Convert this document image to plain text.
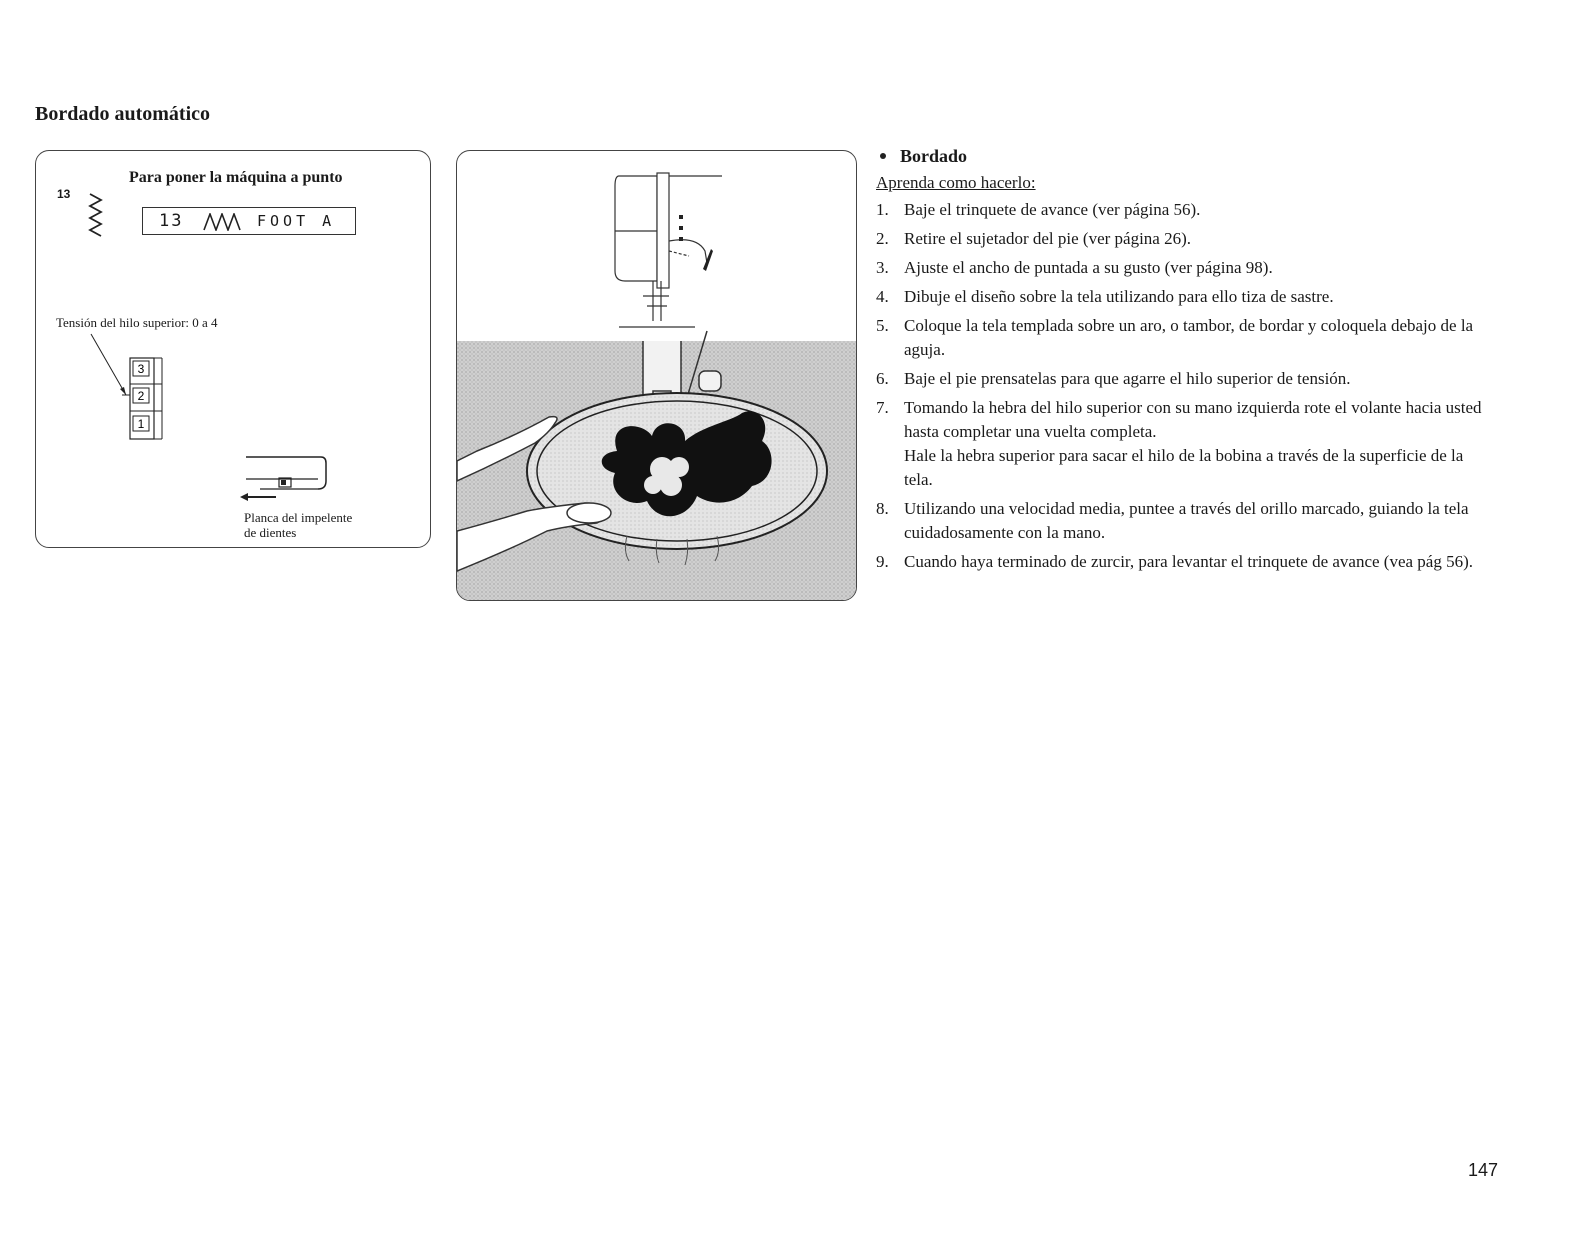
Bordado automático
Para poner la máquina a punto
13
13	FOOT A
Tensión del hilo superior: 0 a 4
3
2
1
Planca del impelente
de dientes
Bordado
Aprenda como hacerlo:
1. Baje el trinquete de avance (ver página 56).
2. Retire el sujetador del pie (ver página 26).
3. Ajuste el ancho de puntada a su gusto (ver página 98).
4. Dibuje el diseño sobre la tela utilizando para ello tiza de sastre.
5. Coloque la tela templada sobre un aro, o tambor, de bordar y coloquela debajo de la aguja.
6. Baje el pie prensatelas para que agarre el hilo superior de tensión.
7. Tomando la hebra del hilo superior con su mano izquierda rote el volante hacia usted hasta completar una vuelta completa.
Hale la hebra superior para sacar el hilo de la bobina a través de la superficie de la tela.
8. Utilizando una velocidad media, puntee a través del orillo marcado, guiando la tela cuidadosamente con la mano.
9. Cuando haya terminado de zurcir, para levantar el trinquete de avance (vea pág 56).
147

__________________________________________________

**What this task involves**
Omit the pictures and restate the rest of the records verbatim.

**Result**
Convert this document image to plain text.
Bordado automático
Para poner la máquina a punto
13
13	FOOT A
Tensión del hilo superior: 0 a 4
3
2
1
Planca del impelente
de dientes
Bordado
Aprenda como hacerlo:
1. Baje el trinquete de avance (ver página 56).
2. Retire el sujetador del pie (ver página 26).
3. Ajuste el ancho de puntada a su gusto (ver página 98).
4. Dibuje el diseño sobre la tela utilizando para ello tiza de sastre.
5. Coloque la tela templada sobre un aro, o tambor, de bordar y coloquela debajo de la aguja.
6. Baje el pie prensatelas para que agarre el hilo superior de tensión.
7. Tomando la hebra del hilo superior con su mano izquierda rote el volante hacia usted hasta completar una vuelta completa.
Hale la hebra superior para sacar el hilo de la bobina a través de la superficie de la tela.
8. Utilizando una velocidad media, puntee a través del orillo marcado, guiando la tela cuidadosamente con la mano.
9. Cuando haya terminado de zurcir, para levantar el trinquete de avance (vea pág 56).
147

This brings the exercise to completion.